Please return every entry below verbatim, line for line.

Raw data:
· · · · ·
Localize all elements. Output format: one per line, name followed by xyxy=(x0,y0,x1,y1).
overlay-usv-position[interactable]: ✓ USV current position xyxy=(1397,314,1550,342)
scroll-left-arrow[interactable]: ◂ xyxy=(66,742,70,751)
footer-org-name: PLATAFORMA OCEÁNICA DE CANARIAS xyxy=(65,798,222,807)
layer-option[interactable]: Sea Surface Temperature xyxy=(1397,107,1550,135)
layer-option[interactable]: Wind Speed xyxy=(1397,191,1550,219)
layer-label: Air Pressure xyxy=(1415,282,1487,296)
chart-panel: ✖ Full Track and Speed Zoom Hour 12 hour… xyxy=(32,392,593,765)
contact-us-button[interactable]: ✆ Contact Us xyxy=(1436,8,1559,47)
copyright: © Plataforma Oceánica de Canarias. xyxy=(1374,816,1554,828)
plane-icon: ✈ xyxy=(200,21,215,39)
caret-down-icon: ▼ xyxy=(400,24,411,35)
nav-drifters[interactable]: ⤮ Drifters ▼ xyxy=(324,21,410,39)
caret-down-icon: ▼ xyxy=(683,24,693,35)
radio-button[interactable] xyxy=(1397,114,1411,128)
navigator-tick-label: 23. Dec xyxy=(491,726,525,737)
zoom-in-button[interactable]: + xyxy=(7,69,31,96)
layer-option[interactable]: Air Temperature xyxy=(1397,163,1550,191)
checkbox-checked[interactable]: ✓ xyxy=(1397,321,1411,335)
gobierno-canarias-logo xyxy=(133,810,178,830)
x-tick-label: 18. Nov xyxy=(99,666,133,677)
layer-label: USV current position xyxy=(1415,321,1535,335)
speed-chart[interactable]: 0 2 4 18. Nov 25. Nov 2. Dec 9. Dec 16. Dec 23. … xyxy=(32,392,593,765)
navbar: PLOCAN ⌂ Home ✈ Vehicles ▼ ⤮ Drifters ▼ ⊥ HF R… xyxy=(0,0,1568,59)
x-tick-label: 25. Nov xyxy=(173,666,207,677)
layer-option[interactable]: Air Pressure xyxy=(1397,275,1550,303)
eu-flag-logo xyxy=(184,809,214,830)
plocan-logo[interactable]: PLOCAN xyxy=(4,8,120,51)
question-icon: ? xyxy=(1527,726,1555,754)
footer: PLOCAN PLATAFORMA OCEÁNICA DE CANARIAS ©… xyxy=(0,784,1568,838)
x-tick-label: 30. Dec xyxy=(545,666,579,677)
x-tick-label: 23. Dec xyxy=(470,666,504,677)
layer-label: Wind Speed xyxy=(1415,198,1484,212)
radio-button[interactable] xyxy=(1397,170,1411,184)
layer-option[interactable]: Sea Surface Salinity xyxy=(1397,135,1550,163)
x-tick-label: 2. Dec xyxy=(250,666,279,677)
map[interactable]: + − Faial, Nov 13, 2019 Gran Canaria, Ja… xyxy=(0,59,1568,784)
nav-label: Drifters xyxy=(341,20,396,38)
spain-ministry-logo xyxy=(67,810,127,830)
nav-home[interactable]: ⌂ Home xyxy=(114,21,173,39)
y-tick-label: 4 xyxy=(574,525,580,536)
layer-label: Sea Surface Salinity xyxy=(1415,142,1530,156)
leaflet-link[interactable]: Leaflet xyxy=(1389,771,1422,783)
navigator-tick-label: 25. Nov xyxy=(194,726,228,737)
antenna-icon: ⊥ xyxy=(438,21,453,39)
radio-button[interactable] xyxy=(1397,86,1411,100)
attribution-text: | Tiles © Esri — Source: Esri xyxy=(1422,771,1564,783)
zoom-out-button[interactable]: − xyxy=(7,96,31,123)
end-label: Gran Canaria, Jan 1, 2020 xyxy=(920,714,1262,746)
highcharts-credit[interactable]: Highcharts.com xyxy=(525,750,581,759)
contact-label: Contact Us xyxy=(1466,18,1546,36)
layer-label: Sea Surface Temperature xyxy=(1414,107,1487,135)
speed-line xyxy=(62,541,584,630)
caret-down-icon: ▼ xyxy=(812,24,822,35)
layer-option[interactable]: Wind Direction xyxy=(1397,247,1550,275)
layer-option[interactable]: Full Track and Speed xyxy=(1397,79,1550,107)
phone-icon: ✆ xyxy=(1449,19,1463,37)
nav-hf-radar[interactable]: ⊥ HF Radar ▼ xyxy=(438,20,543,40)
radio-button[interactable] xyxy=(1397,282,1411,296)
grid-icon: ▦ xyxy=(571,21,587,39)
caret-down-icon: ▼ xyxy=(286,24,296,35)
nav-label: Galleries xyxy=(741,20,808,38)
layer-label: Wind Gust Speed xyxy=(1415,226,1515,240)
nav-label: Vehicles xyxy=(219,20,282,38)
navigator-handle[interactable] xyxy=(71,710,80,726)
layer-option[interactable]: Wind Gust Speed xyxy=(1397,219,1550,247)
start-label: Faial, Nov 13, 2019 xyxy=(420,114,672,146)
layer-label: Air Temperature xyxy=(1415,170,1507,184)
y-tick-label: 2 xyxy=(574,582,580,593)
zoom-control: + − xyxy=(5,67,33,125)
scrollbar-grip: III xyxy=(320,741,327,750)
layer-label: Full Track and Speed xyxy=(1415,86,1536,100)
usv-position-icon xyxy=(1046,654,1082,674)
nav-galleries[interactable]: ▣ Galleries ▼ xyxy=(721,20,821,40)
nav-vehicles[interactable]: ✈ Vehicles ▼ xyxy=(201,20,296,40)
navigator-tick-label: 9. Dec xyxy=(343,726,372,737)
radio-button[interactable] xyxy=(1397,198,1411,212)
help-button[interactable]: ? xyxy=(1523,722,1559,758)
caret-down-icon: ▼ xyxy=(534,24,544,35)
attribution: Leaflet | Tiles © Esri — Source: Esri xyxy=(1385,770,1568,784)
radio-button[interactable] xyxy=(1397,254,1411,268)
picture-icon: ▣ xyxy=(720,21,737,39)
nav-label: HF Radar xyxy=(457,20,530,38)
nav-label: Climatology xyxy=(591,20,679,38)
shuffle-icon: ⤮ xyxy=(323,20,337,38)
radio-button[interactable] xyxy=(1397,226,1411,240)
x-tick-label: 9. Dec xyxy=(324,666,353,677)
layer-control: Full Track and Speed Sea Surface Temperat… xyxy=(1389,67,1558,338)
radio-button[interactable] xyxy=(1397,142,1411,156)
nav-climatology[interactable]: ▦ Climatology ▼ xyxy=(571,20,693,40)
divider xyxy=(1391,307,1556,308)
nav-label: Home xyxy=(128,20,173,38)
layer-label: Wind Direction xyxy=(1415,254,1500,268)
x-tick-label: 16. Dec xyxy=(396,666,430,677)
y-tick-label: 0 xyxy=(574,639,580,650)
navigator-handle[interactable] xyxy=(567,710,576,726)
· · · · ·
Result:
Localize all elements. Output format: one per line, name followed by xyxy=(x0,y0,x1,y1).
overlay-usv-position[interactable]: ✓ USV current position xyxy=(1397,314,1550,342)
scroll-left-arrow[interactable]: ◂ xyxy=(66,742,70,751)
footer-org-name: PLATAFORMA OCEÁNICA DE CANARIAS xyxy=(65,798,222,807)
layer-option[interactable]: Sea Surface Temperature xyxy=(1397,107,1550,135)
layer-option[interactable]: Wind Speed xyxy=(1397,191,1550,219)
layer-label: Air Pressure xyxy=(1415,282,1487,296)
chart-panel: ✖ Full Track and Speed Zoom Hour 12 hour… xyxy=(32,392,593,765)
contact-us-button[interactable]: ✆ Contact Us xyxy=(1436,8,1559,47)
copyright: © Plataforma Oceánica de Canarias. xyxy=(1374,816,1554,828)
plane-icon: ✈ xyxy=(200,21,215,39)
caret-down-icon: ▼ xyxy=(400,24,411,35)
nav-drifters[interactable]: ⤮ Drifters ▼ xyxy=(324,21,410,39)
caret-down-icon: ▼ xyxy=(683,24,693,35)
radio-button[interactable] xyxy=(1397,114,1411,128)
navigator-tick-label: 23. Dec xyxy=(491,726,525,737)
zoom-in-button[interactable]: + xyxy=(7,69,31,96)
layer-option[interactable]: Air Temperature xyxy=(1397,163,1550,191)
checkbox-checked[interactable]: ✓ xyxy=(1397,321,1411,335)
gobierno-canarias-logo xyxy=(133,810,178,830)
x-tick-label: 18. Nov xyxy=(99,666,133,677)
layer-label: USV current position xyxy=(1415,321,1535,335)
speed-chart[interactable]: 0 2 4 18. Nov 25. Nov 2. Dec 9. Dec 16. Dec 23. … xyxy=(32,392,593,765)
navbar: PLOCAN ⌂ Home ✈ Vehicles ▼ ⤮ Drifters ▼ ⊥ HF R… xyxy=(0,0,1568,59)
x-tick-label: 25. Nov xyxy=(173,666,207,677)
layer-option[interactable]: Air Pressure xyxy=(1397,275,1550,303)
eu-flag-logo xyxy=(184,809,214,830)
plocan-logo[interactable]: PLOCAN xyxy=(4,8,120,51)
question-icon: ? xyxy=(1527,726,1555,754)
footer: PLOCAN PLATAFORMA OCEÁNICA DE CANARIAS ©… xyxy=(0,784,1568,838)
x-tick-label: 30. Dec xyxy=(545,666,579,677)
x-tick-label: 23. Dec xyxy=(470,666,504,677)
layer-label: Wind Speed xyxy=(1415,198,1484,212)
radio-button[interactable] xyxy=(1397,170,1411,184)
layer-option[interactable]: Sea Surface Salinity xyxy=(1397,135,1550,163)
x-tick-label: 2. Dec xyxy=(250,666,279,677)
map[interactable]: + − Faial, Nov 13, 2019 Gran Canaria, Ja… xyxy=(0,59,1568,784)
nav-label: Drifters xyxy=(341,20,396,38)
spain-ministry-logo xyxy=(67,810,127,830)
nav-home[interactable]: ⌂ Home xyxy=(114,21,173,39)
y-tick-label: 4 xyxy=(574,525,580,536)
layer-label: Sea Surface Salinity xyxy=(1415,142,1530,156)
leaflet-link[interactable]: Leaflet xyxy=(1389,771,1422,783)
navigator-tick-label: 25. Nov xyxy=(194,726,228,737)
antenna-icon: ⊥ xyxy=(438,21,453,39)
radio-button[interactable] xyxy=(1397,86,1411,100)
attribution-text: | Tiles © Esri — Source: Esri xyxy=(1422,771,1564,783)
zoom-out-button[interactable]: − xyxy=(7,96,31,123)
end-label: Gran Canaria, Jan 1, 2020 xyxy=(920,714,1262,746)
highcharts-credit[interactable]: Highcharts.com xyxy=(525,750,581,759)
contact-label: Contact Us xyxy=(1466,18,1546,36)
layer-label: Sea Surface Temperature xyxy=(1414,107,1487,135)
speed-line xyxy=(62,541,584,630)
caret-down-icon: ▼ xyxy=(812,24,822,35)
layer-option[interactable]: Wind Direction xyxy=(1397,247,1550,275)
layer-option[interactable]: Full Track and Speed xyxy=(1397,79,1550,107)
phone-icon: ✆ xyxy=(1449,19,1463,37)
nav-hf-radar[interactable]: ⊥ HF Radar ▼ xyxy=(438,20,543,40)
radio-button[interactable] xyxy=(1397,282,1411,296)
grid-icon: ▦ xyxy=(571,21,587,39)
caret-down-icon: ▼ xyxy=(286,24,296,35)
nav-label: Galleries xyxy=(741,20,808,38)
layer-label: Wind Gust Speed xyxy=(1415,226,1515,240)
nav-label: Vehicles xyxy=(219,20,282,38)
navigator-handle[interactable] xyxy=(71,710,80,726)
layer-option[interactable]: Wind Gust Speed xyxy=(1397,219,1550,247)
start-label: Faial, Nov 13, 2019 xyxy=(420,114,672,146)
layer-label: Air Temperature xyxy=(1415,170,1507,184)
y-tick-label: 2 xyxy=(574,582,580,593)
zoom-control: + − xyxy=(5,67,33,125)
scrollbar-grip: III xyxy=(320,741,327,750)
layer-label: Full Track and Speed xyxy=(1415,86,1536,100)
usv-position-icon xyxy=(1046,654,1082,674)
nav-galleries[interactable]: ▣ Galleries ▼ xyxy=(721,20,821,40)
nav-vehicles[interactable]: ✈ Vehicles ▼ xyxy=(201,20,296,40)
navigator-tick-label: 9. Dec xyxy=(343,726,372,737)
radio-button[interactable] xyxy=(1397,198,1411,212)
help-button[interactable]: ? xyxy=(1523,722,1559,758)
caret-down-icon: ▼ xyxy=(534,24,544,35)
attribution: Leaflet | Tiles © Esri — Source: Esri xyxy=(1385,770,1568,784)
radio-button[interactable] xyxy=(1397,254,1411,268)
picture-icon: ▣ xyxy=(720,21,737,39)
nav-label: HF Radar xyxy=(457,20,530,38)
nav-label: Climatology xyxy=(591,20,679,38)
shuffle-icon: ⤮ xyxy=(323,20,337,38)
radio-button[interactable] xyxy=(1397,226,1411,240)
x-tick-label: 9. Dec xyxy=(324,666,353,677)
layer-control: Full Track and Speed Sea Surface Temperat… xyxy=(1389,67,1558,338)
radio-button[interactable] xyxy=(1397,142,1411,156)
nav-climatology[interactable]: ▦ Climatology ▼ xyxy=(571,20,693,40)
divider xyxy=(1391,307,1556,308)
nav-label: Home xyxy=(128,20,173,38)
layer-label: Wind Direction xyxy=(1415,254,1500,268)
x-tick-label: 16. Dec xyxy=(396,666,430,677)
y-tick-label: 0 xyxy=(574,639,580,650)
navigator-handle[interactable] xyxy=(567,710,576,726)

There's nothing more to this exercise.